# Aim of the exercise
Will you give every entry again exactly as it stands?

# Records for this task
* START *

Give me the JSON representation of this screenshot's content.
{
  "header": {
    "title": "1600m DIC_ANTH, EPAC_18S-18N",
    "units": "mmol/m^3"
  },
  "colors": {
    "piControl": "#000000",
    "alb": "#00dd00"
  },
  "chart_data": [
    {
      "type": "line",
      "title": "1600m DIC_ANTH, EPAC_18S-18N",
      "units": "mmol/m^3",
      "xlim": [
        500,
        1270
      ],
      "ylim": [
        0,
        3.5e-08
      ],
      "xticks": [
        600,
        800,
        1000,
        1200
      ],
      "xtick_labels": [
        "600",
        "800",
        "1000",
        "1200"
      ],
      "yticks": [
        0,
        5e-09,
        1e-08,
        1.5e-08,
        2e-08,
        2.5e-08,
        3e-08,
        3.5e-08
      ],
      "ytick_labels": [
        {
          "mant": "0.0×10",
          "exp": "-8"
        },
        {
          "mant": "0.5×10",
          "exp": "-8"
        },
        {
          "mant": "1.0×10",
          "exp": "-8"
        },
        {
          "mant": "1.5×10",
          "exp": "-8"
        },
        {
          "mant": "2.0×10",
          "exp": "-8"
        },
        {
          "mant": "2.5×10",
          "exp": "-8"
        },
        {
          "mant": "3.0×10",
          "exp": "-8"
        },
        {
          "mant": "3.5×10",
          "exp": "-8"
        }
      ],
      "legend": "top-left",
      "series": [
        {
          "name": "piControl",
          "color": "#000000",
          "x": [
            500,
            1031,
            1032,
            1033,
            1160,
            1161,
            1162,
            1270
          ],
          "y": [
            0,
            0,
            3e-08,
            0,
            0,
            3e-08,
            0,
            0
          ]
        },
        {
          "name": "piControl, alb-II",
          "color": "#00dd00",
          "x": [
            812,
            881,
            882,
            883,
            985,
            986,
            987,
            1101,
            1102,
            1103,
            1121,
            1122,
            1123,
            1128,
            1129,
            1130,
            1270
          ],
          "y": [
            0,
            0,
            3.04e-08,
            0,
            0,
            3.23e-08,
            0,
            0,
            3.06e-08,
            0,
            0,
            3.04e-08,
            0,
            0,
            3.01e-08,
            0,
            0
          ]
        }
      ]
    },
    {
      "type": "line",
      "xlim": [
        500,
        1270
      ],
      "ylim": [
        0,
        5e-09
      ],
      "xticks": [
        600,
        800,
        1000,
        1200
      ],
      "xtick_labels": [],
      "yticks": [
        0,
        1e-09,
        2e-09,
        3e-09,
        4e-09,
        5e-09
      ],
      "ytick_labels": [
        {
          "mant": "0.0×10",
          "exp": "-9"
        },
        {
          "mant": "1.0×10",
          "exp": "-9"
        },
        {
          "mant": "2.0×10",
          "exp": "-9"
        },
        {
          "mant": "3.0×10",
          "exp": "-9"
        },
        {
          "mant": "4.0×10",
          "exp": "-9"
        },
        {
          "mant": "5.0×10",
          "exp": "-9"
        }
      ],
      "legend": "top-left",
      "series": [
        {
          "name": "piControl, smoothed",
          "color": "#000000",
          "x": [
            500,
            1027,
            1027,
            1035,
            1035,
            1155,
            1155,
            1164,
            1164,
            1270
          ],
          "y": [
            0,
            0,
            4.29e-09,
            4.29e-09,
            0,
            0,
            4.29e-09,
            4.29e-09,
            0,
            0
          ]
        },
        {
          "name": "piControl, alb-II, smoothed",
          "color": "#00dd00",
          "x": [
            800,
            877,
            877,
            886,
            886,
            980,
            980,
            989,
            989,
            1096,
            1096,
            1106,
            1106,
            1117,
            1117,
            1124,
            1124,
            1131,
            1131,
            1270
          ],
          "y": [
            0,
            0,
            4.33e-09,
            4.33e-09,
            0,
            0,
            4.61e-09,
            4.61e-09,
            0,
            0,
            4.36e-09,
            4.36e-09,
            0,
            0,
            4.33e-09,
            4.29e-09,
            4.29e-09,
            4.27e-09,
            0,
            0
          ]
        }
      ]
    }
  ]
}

* END *

# Response to this task
Give me the JSON representation of this screenshot's content.
{
  "header": {
    "title": "1600m DIC_ANTH, EPAC_18S-18N",
    "units": "mmol/m^3"
  },
  "colors": {
    "piControl": "#000000",
    "alb": "#00dd00"
  },
  "chart_data": [
    {
      "type": "line",
      "title": "1600m DIC_ANTH, EPAC_18S-18N",
      "units": "mmol/m^3",
      "xlim": [
        500,
        1270
      ],
      "ylim": [
        0,
        3.5e-08
      ],
      "xticks": [
        600,
        800,
        1000,
        1200
      ],
      "xtick_labels": [
        "600",
        "800",
        "1000",
        "1200"
      ],
      "yticks": [
        0,
        5e-09,
        1e-08,
        1.5e-08,
        2e-08,
        2.5e-08,
        3e-08,
        3.5e-08
      ],
      "ytick_labels": [
        {
          "mant": "0.0×10",
          "exp": "-8"
        },
        {
          "mant": "0.5×10",
          "exp": "-8"
        },
        {
          "mant": "1.0×10",
          "exp": "-8"
        },
        {
          "mant": "1.5×10",
          "exp": "-8"
        },
        {
          "mant": "2.0×10",
          "exp": "-8"
        },
        {
          "mant": "2.5×10",
          "exp": "-8"
        },
        {
          "mant": "3.0×10",
          "exp": "-8"
        },
        {
          "mant": "3.5×10",
          "exp": "-8"
        }
      ],
      "legend": "top-left",
      "series": [
        {
          "name": "piControl",
          "color": "#000000",
          "x": [
            500,
            1031,
            1032,
            1033,
            1160,
            1161,
            1162,
            1270
          ],
          "y": [
            0,
            0,
            3e-08,
            0,
            0,
            3e-08,
            0,
            0
          ]
        },
        {
          "name": "piControl, alb-II",
          "color": "#00dd00",
          "x": [
            812,
            881,
            882,
            883,
            985,
            986,
            987,
            1101,
            1102,
            1103,
            1121,
            1122,
            1123,
            1128,
            1129,
            1130,
            1270
          ],
          "y": [
            0,
            0,
            3.04e-08,
            0,
            0,
            3.23e-08,
            0,
            0,
            3.06e-08,
            0,
            0,
            3.04e-08,
            0,
            0,
            3.01e-08,
            0,
            0
          ]
        }
      ]
    },
    {
      "type": "line",
      "xlim": [
        500,
        1270
      ],
      "ylim": [
        0,
        5e-09
      ],
      "xticks": [
        600,
        800,
        1000,
        1200
      ],
      "xtick_labels": [],
      "yticks": [
        0,
        1e-09,
        2e-09,
        3e-09,
        4e-09,
        5e-09
      ],
      "ytick_labels": [
        {
          "mant": "0.0×10",
          "exp": "-9"
        },
        {
          "mant": "1.0×10",
          "exp": "-9"
        },
        {
          "mant": "2.0×10",
          "exp": "-9"
        },
        {
          "mant": "3.0×10",
          "exp": "-9"
        },
        {
          "mant": "4.0×10",
          "exp": "-9"
        },
        {
          "mant": "5.0×10",
          "exp": "-9"
        }
      ],
      "legend": "top-left",
      "series": [
        {
          "name": "piControl, smoothed",
          "color": "#000000",
          "x": [
            500,
            1027,
            1027,
            1035,
            1035,
            1155,
            1155,
            1164,
            1164,
            1270
          ],
          "y": [
            0,
            0,
            4.29e-09,
            4.29e-09,
            0,
            0,
            4.29e-09,
            4.29e-09,
            0,
            0
          ]
        },
        {
          "name": "piControl, alb-II, smoothed",
          "color": "#00dd00",
          "x": [
            800,
            877,
            877,
            886,
            886,
            980,
            980,
            989,
            989,
            1096,
            1096,
            1106,
            1106,
            1117,
            1117,
            1124,
            1124,
            1131,
            1131,
            1270
          ],
          "y": [
            0,
            0,
            4.33e-09,
            4.33e-09,
            0,
            0,
            4.61e-09,
            4.61e-09,
            0,
            0,
            4.36e-09,
            4.36e-09,
            0,
            0,
            4.33e-09,
            4.29e-09,
            4.29e-09,
            4.27e-09,
            0,
            0
          ]
        }
      ]
    }
  ]
}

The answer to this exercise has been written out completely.